■ TRAVAIL À FAIRE:
1. D'après l'extrait sur la relation entre assureurs et courtiers, selon M. Bilodeau, par quoi le courtier doit-il se distinguer ?
2. Rédigez la suite de l'extrait sur la relation entre assureurs et courtiers, à partir de sa dernière phrase.

■ EXTRAIT CITÉ:

· · ·

M. Beauchamp dit que pendant longtemps, les assureurs comptaient sur les courtiers pour obtenir la croissance de leurs affaires. Ils ont désormais compris que cela devait être une responsabilité partagée. La collaboration entre les fournisseurs et les distributeurs est meilleure.

M. Allard note d’ailleurs la transition d’une certaine attitude des courtiers, qui étaient auparavant très réticents à partager les renseignements sur leur clientèle à leur fournisseur. « Le client appartient au cabinet. On nous le disait clairement. Nous comprenons maintenant que nous devons faire front commun pour mieux comprendre les besoins de nos clients. Les assureurs sont souvent présents pour accompagner les courtiers lorsqu’ils rencontrent de gros clients en assurance commerciale, une situation moins fréquente auparavant », ajoute-t-il.

M. Bilodeau ajoute que le courtier doit se distinguer par la qualité de son service, son approche client et ses produits. « Et l’assureur fait partie du produit. Le prix ne doit pas être le seul facteur. Beaucoup d’assureurs ont graduellement dénaturé leurs produits en offrant d’abord une prime. Le client veut certes payer la juste prime, mais ce qu’il veut au départ, c’est être en sécurité. Quand le client est rassuré, la prime est toujours secondaire. »

· · ·

■ ENTRÉES PRÉSENTÉES:
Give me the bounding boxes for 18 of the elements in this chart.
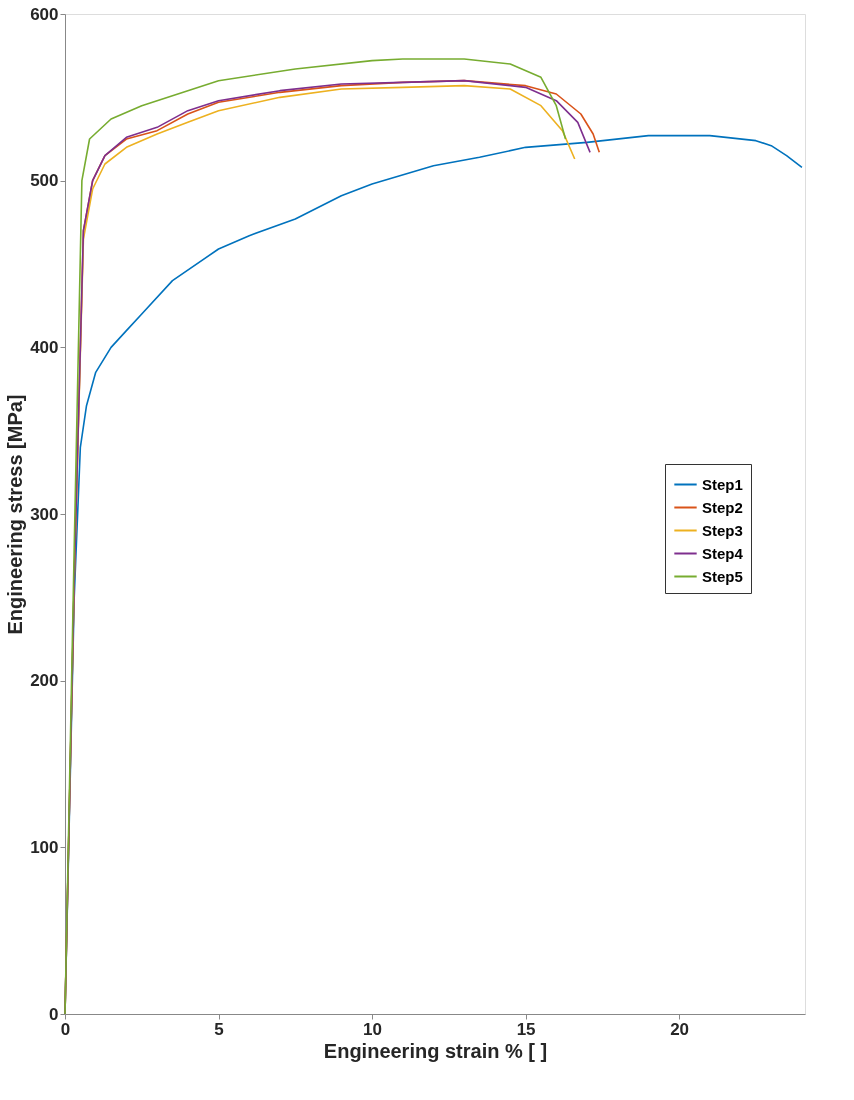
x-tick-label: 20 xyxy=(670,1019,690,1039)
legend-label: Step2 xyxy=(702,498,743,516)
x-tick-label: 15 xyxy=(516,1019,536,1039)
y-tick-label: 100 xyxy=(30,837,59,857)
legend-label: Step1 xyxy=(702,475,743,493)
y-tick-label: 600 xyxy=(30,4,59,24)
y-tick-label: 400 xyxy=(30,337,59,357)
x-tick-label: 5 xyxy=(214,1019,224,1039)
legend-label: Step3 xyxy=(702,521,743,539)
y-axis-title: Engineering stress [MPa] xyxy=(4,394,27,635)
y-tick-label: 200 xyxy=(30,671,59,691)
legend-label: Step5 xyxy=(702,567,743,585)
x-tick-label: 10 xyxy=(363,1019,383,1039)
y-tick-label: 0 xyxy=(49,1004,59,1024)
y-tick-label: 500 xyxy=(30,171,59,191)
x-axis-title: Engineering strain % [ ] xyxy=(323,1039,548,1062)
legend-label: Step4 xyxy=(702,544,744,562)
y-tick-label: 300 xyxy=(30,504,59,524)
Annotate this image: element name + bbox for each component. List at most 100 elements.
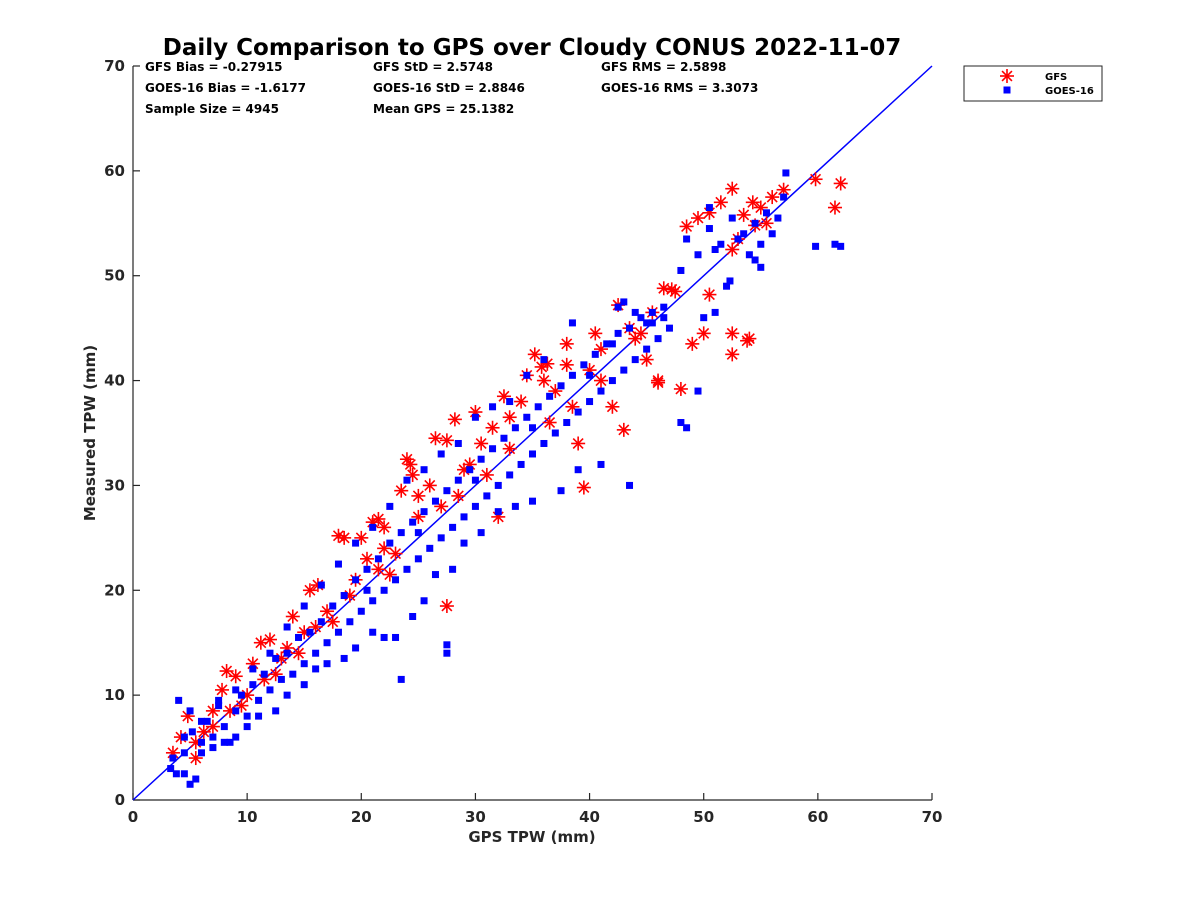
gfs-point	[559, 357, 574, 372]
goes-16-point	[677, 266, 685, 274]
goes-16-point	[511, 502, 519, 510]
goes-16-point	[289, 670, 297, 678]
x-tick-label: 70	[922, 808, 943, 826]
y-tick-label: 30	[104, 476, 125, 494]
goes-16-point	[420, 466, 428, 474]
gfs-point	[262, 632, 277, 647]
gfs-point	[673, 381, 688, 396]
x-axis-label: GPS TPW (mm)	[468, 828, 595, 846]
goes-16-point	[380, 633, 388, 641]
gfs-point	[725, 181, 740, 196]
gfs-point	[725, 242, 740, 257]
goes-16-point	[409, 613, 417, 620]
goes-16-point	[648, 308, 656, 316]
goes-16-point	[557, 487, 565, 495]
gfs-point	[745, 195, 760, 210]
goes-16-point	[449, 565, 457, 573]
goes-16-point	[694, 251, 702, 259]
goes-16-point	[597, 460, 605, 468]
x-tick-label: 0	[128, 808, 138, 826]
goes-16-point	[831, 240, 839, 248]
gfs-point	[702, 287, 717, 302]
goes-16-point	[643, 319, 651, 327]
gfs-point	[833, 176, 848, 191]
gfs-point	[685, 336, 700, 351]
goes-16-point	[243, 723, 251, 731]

· · ·

■ CORRIGÉ DE L'EXERCICE:
1. Par la qualité de son service, son approche client et ses produits.

2.
M. Beauchamp n’est pas du même avis. Il aimerait que les autorités règlementaires surveillent plus étroitement certains segments de marché où les concurrents se croient à l’époque du « Far West ». Il cite l’exemple la garantie de remplacement (« valeur à neuf ») vendue par les concessionnaires automobiles. « Les concessionnaires font fi de toutes les règles, si je me fie à ce que mes clients racontent. Ils font n’importe quoi. Ils ont pleine liberté d’action parce qu’ils ne sont pas surveillés. »

M. Jetté rappelle que 90 % des polices de ce type sont vendues par les concessionnaires, alors que la prime qu’ils demandent est plus élevée que celle que les clients peuvent obtenir sur le marché. L’écart serait de 30 % à 40 %, voire de 60 %, disent les courtiers présents. Ils entendent aussi que des clients se font dire ouvertement par des concessionnaires que leur taux de financement sera modifié à la baisse s’ils acceptent cette garantie de remplacement.

Produits méconnus

M. Beauchamp ajoute que si les cabinets de courtage veulent mieux concurrencer les assureurs directs, ils doivent faire preuve de plus de rigueur dans leur démarchage, et sortir des créneaux classiques qu’ils occupent déjà. « Les directs ont beaucoup de rigueur. Ce sont des machines bien huilées. Ils ont des scénarios de vente, des méthodes à suivre. Dans le courtage, ça fonctionne plus en fonction de la volonté personnelle des gens de promouvoir ce produit ou tel autre. »

M. Jetté souligne justement qu’il est important d’améliorer l’efficacité de ses opérations, afin de libérer du temps consacré à la promotion de nouveaux produits. Différentes idées ont été lancées, notamment l’assurance juridique et l’assurance voyage en avenant à la police du propriétaire occupant.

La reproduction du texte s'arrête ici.